Dataset entries:
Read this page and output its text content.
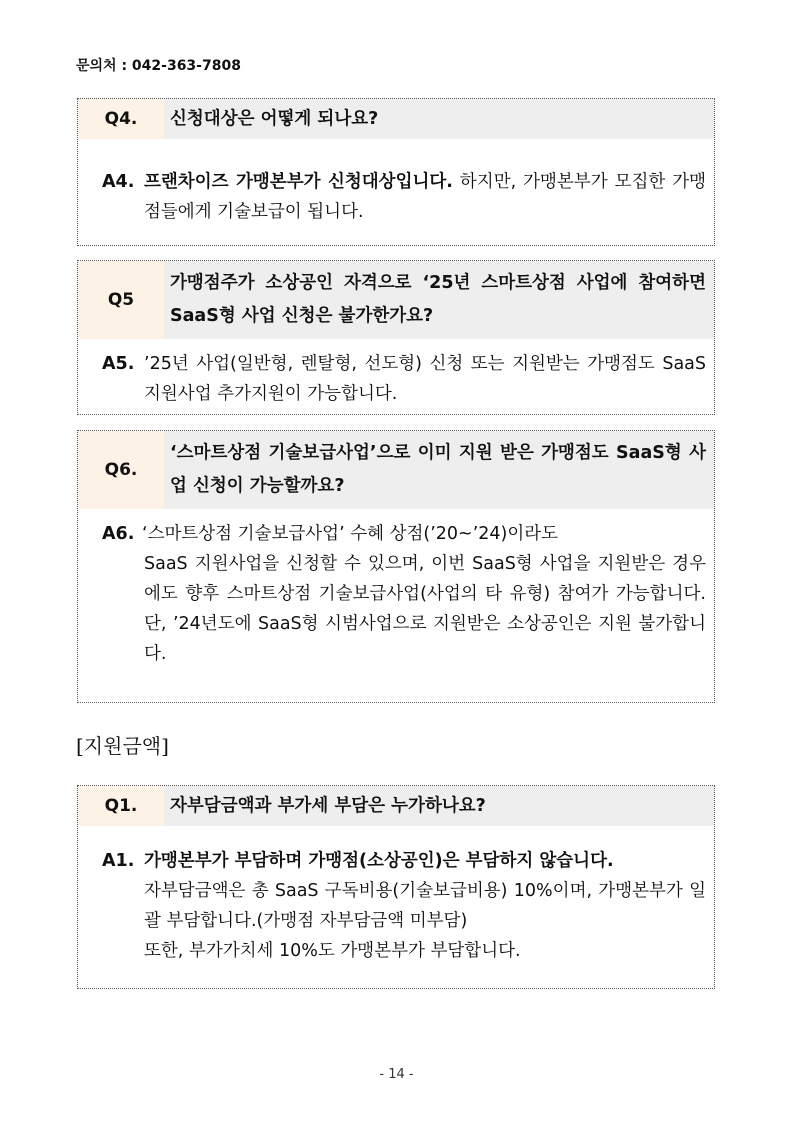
문의처 : 042-363-7808
Q4.	신청대상은 어떻게 되나요?
A4. 프랜차이즈 가맹본부가 신청대상입니다. 하지만, 가맹본부가 모집한 가맹점들에게 기술보급이 됩니다.
Q5
가맹점주가 소상공인 자격으로 ‘25년 스마트상점 사업에 참여하면 SaaS형 사업 신청은 불가한가요?
A5. ’25년 사업(일반형, 렌탈형, 선도형) 신청 또는 지원받는 가맹점도 SaaS 지원사업 추가지원이 가능합니다.
Q6.
‘스마트상점 기술보급사업’으로 이미 지원 받은 가맹점도 SaaS형 사업 신청이 가능할까요?
A6. ‘스마트상점 기술보급사업’ 수혜 상점(’20~’24)이라도
SaaS 지원사업을 신청할 수 있으며, 이번 SaaS형 사업을 지원받은 경우에도 향후 스마트상점 기술보급사업(사업의 타 유형) 참여가 가능합니다. 단, ’24년도에 SaaS형 시범사업으로 지원받은 소상공인은 지원 불가합니다.
[지원금액]
Q1.	자부담금액과 부가세 부담은 누가하나요?
A1. 가맹본부가 부담하며 가맹점(소상공인)은 부담하지 않습니다.
자부담금액은 총 SaaS 구독비용(기술보급비용) 10%이며, 가맹본부가 일괄 부담합니다.(가맹점 자부담금액 미부담)
또한, 부가가치세 10%도 가맹본부가 부담합니다.
- 14 -
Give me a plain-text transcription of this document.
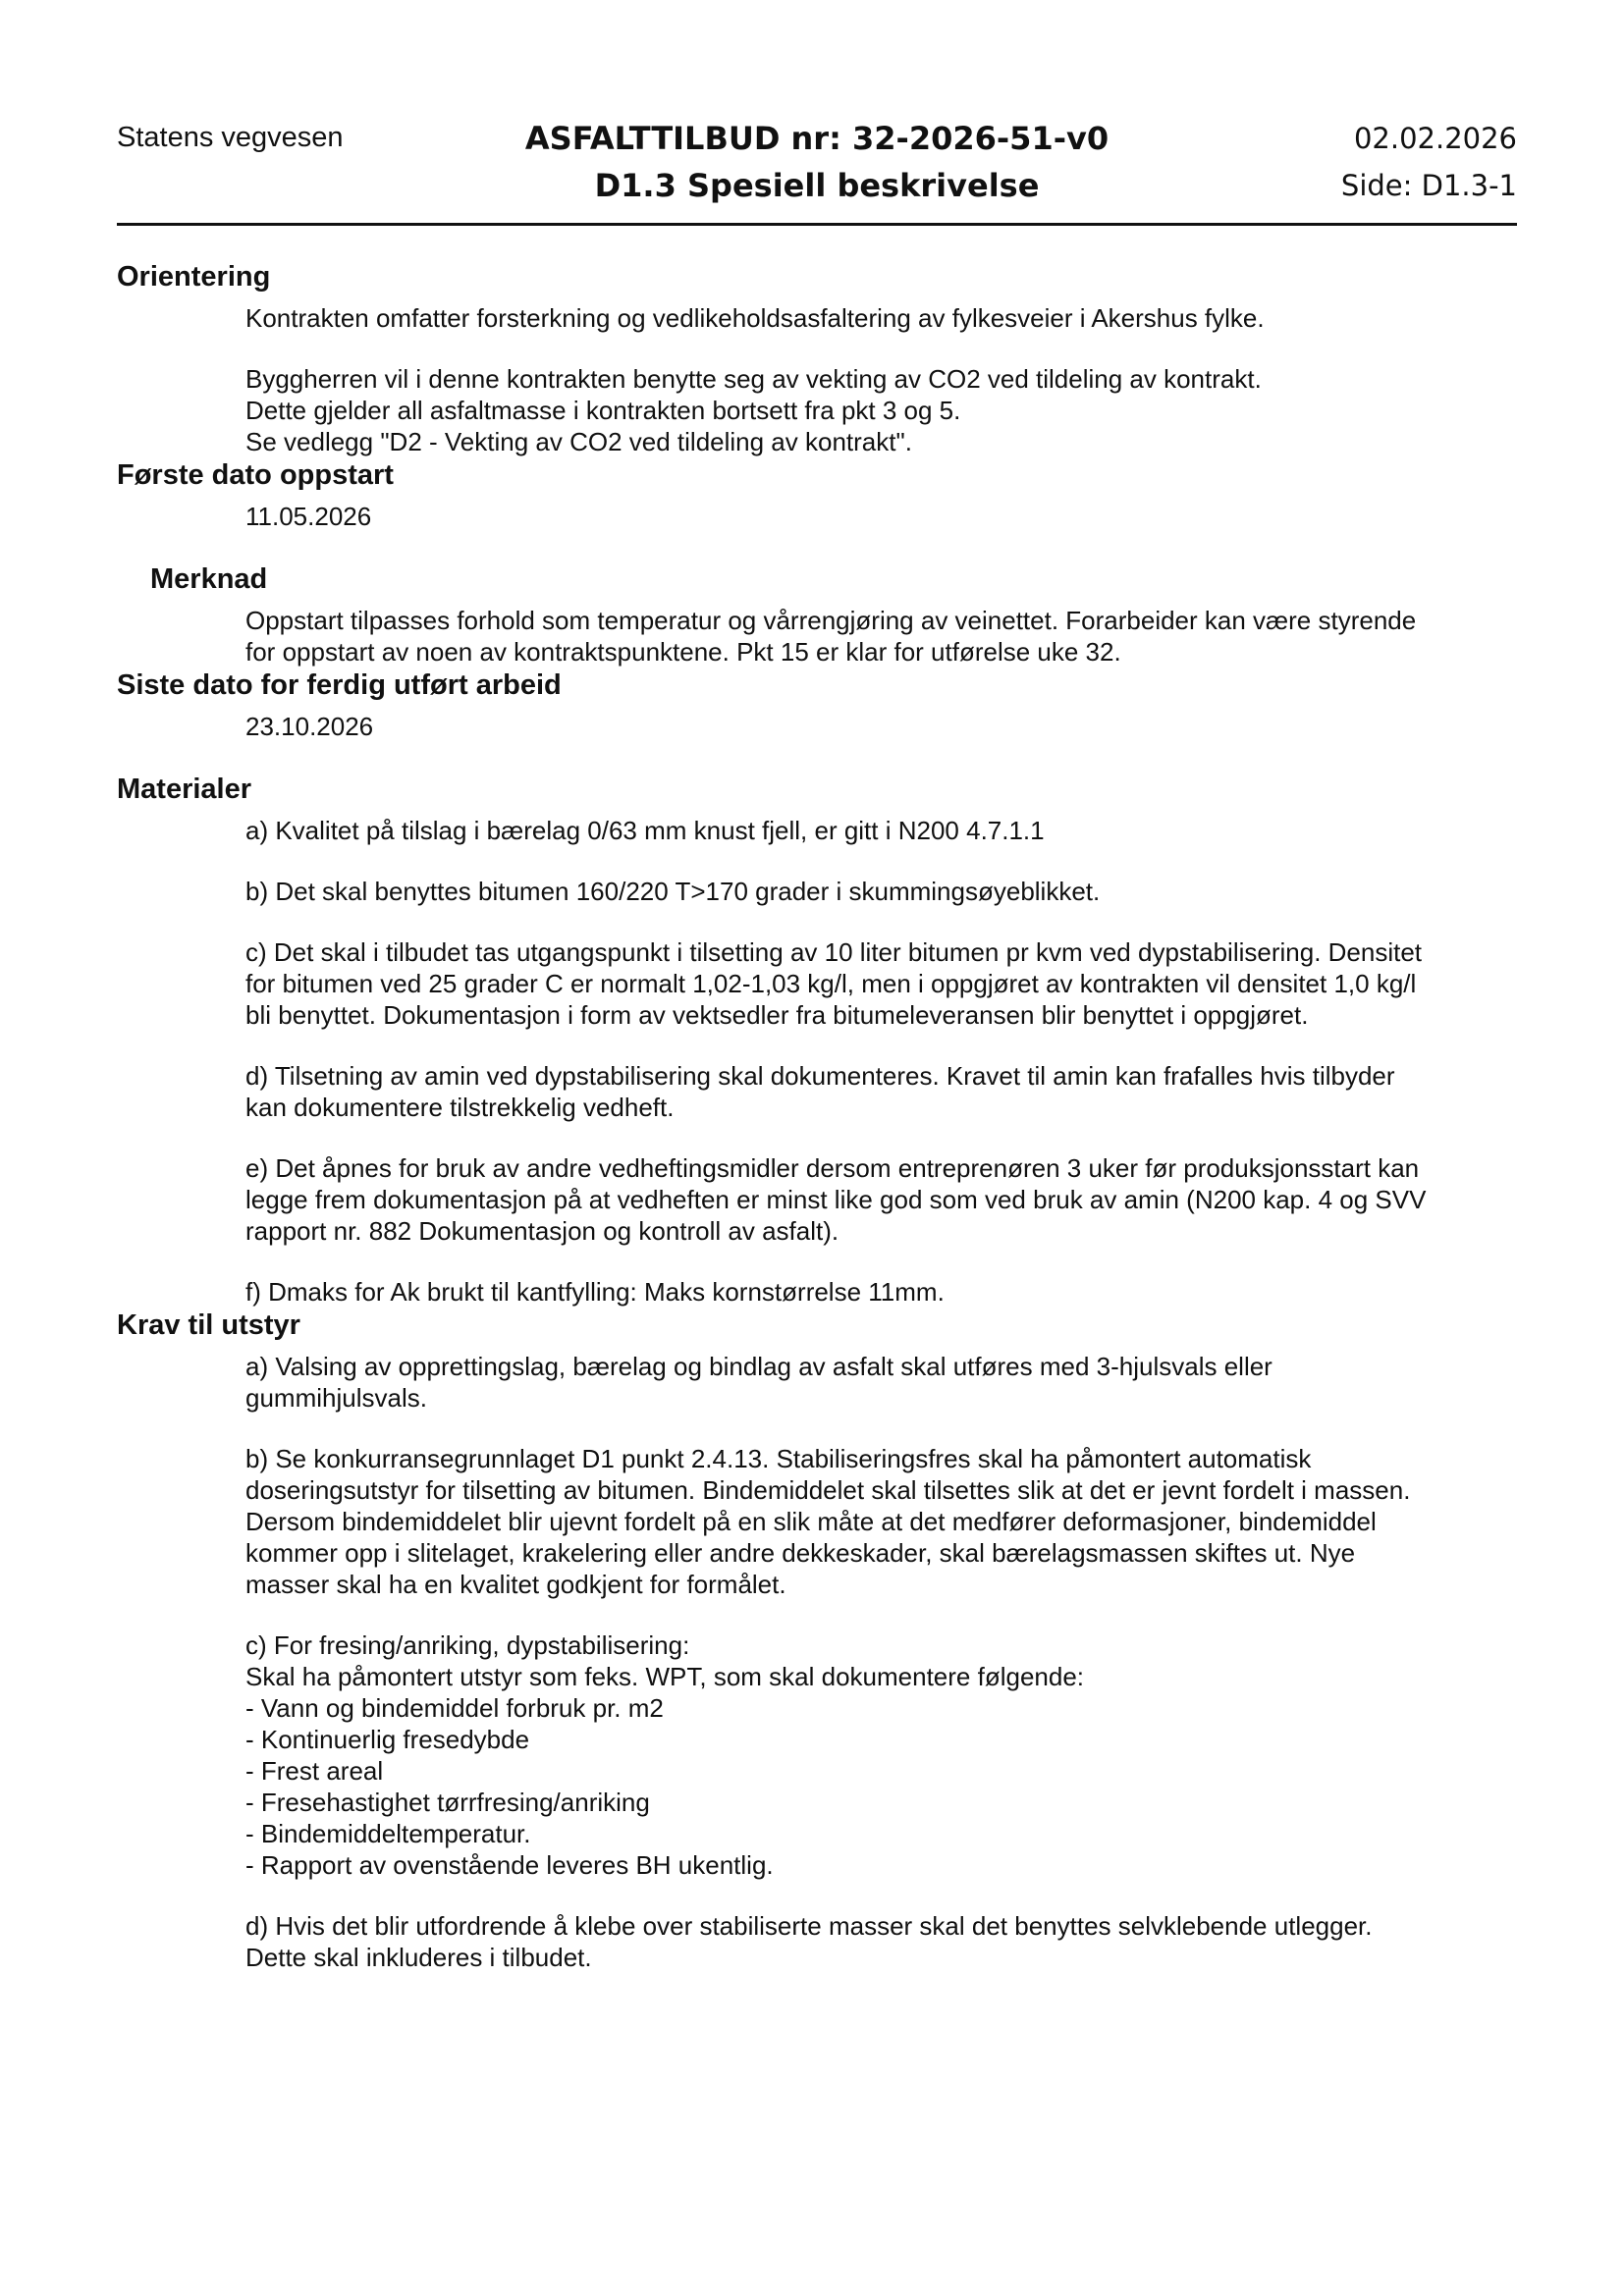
Statens vegvesen	ASFALTTILBUD nr: 32-2026-51-v0
D1.3 Spesiell beskrivelse
02.02.2026
Side: D1.3-1
Orientering
Kontrakten omfatter forsterkning og vedlikeholdsasfaltering av fylkesveier i Akershus fylke.
Byggherren vil i denne kontrakten benytte seg av vekting av CO2 ved tildeling av kontrakt.
Dette gjelder all asfaltmasse i kontrakten bortsett fra pkt 3 og 5.
Se vedlegg "D2 - Vekting av CO2 ved tildeling av kontrakt".
Første dato oppstart
11.05.2026
Merknad
Oppstart tilpasses forhold som temperatur og vårrengjøring av veinettet. Forarbeider kan være styrende
for oppstart av noen av kontraktspunktene. Pkt 15 er klar for utførelse uke 32.
Siste dato for ferdig utført arbeid
23.10.2026
Materialer
a) Kvalitet på tilslag i bærelag 0/63 mm knust fjell, er gitt i N200 4.7.1.1
b) Det skal benyttes bitumen 160/220 T>170 grader i skummingsøyeblikket.
c) Det skal i tilbudet tas utgangspunkt i tilsetting av 10 liter bitumen pr kvm ved dypstabilisering. Densitet
for bitumen ved 25 grader C er normalt 1,02-1,03 kg/l, men i oppgjøret av kontrakten vil densitet 1,0 kg/l
bli benyttet. Dokumentasjon i form av vektsedler fra bitumeleveransen blir benyttet i oppgjøret.
d) Tilsetning av amin ved dypstabilisering skal dokumenteres. Kravet til amin kan frafalles hvis tilbyder
kan dokumentere tilstrekkelig vedheft.
e) Det åpnes for bruk av andre vedheftingsmidler dersom entreprenøren 3 uker før produksjonsstart kan
legge frem dokumentasjon på at vedheften er minst like god som ved bruk av amin (N200 kap. 4 og SVV
rapport nr. 882 Dokumentasjon og kontroll av asfalt).
f) Dmaks for Ak brukt til kantfylling: Maks kornstørrelse 11mm.
Krav til utstyr
a) Valsing av opprettingslag, bærelag og bindlag av asfalt skal utføres med 3-hjulsvals eller
gummihjulsvals.
b) Se konkurransegrunnlaget D1 punkt 2.4.13. Stabiliseringsfres skal ha påmontert automatisk
doseringsutstyr for tilsetting av bitumen. Bindemiddelet skal tilsettes slik at det er jevnt fordelt i massen.
Dersom bindemiddelet blir ujevnt fordelt på en slik måte at det medfører deformasjoner, bindemiddel
kommer opp i slitelaget, krakelering eller andre dekkeskader, skal bærelagsmassen skiftes ut. Nye
masser skal ha en kvalitet godkjent for formålet.
c) For fresing/anriking, dypstabilisering:
Skal ha påmontert utstyr som feks. WPT, som skal dokumentere følgende:
- Vann og bindemiddel forbruk pr. m2
- Kontinuerlig fresedybde
- Frest areal
- Fresehastighet tørrfresing/anriking
- Bindemiddeltemperatur.
- Rapport av ovenstående leveres BH ukentlig.
d) Hvis det blir utfordrende å klebe over stabiliserte masser skal det benyttes selvklebende utlegger.
Dette skal inkluderes i tilbudet.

*SHORT TASK*
Collect the lines of the records that include the string "andre".

*IN RESPONSE*
e) Det åpnes for bruk av andre vedheftingsmidler dersom entreprenøren 3 uker før produksjonsstart kan
kommer opp i slitelaget, krakelering eller andre dekkeskader, skal bærelagsmassen skiftes ut. Nye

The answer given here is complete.